■ What you need to do
Can you reproduce the listing below line for line, with every character unchanged, but without the picture?

■ The records

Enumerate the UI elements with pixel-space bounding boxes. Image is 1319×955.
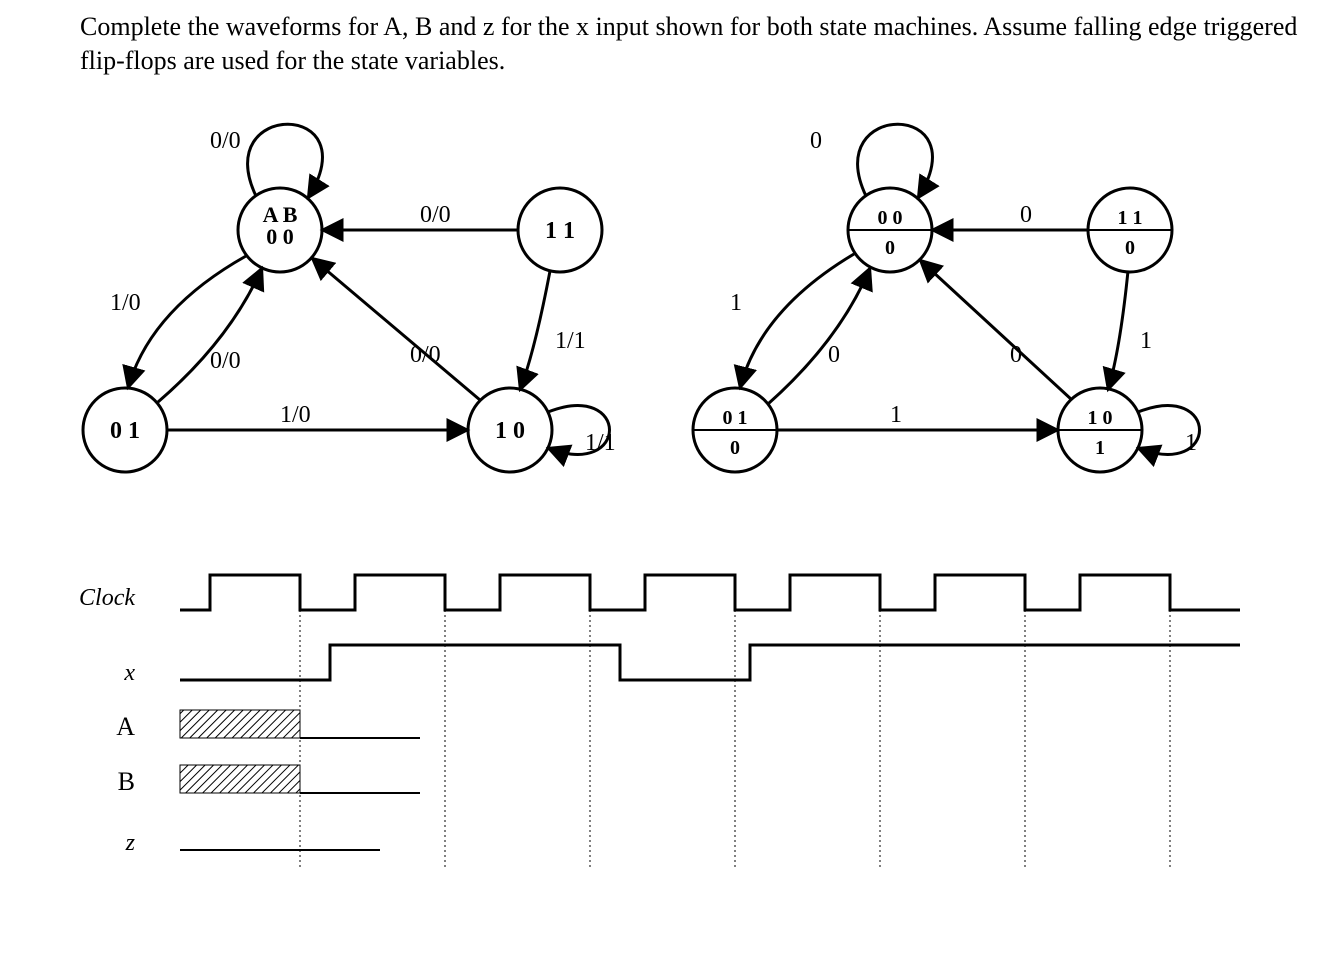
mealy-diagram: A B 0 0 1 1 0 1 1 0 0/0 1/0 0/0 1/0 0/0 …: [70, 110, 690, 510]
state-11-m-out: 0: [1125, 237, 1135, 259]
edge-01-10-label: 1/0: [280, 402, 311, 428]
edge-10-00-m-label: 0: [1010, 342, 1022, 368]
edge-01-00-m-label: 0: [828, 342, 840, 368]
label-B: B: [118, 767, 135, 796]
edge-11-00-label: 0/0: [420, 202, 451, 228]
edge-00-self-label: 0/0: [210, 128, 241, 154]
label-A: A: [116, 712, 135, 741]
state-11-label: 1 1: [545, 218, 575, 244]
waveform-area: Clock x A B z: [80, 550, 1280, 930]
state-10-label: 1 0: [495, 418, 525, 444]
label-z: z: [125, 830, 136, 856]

■ Result
Enumerate the UI elements with pixel-space bounding boxes. Image is 1319×955.
mealy-diagram: A B 0 0 1 1 0 1 1 0 0/0 1/0 0/0 1/0 0/0 …: [70, 110, 690, 510]
state-11-m-out: 0: [1125, 237, 1135, 259]
edge-01-10-label: 1/0: [280, 402, 311, 428]
edge-10-00-m-label: 0: [1010, 342, 1022, 368]
edge-01-00-m-label: 0: [828, 342, 840, 368]
label-B: B: [118, 767, 135, 796]
edge-11-00-label: 0/0: [420, 202, 451, 228]
edge-00-self-label: 0/0: [210, 128, 241, 154]
label-A: A: [116, 712, 135, 741]
state-11-label: 1 1: [545, 218, 575, 244]
waveform-area: Clock x A B z: [80, 550, 1280, 930]
state-10-label: 1 0: [495, 418, 525, 444]
label-z: z: [125, 830, 136, 856]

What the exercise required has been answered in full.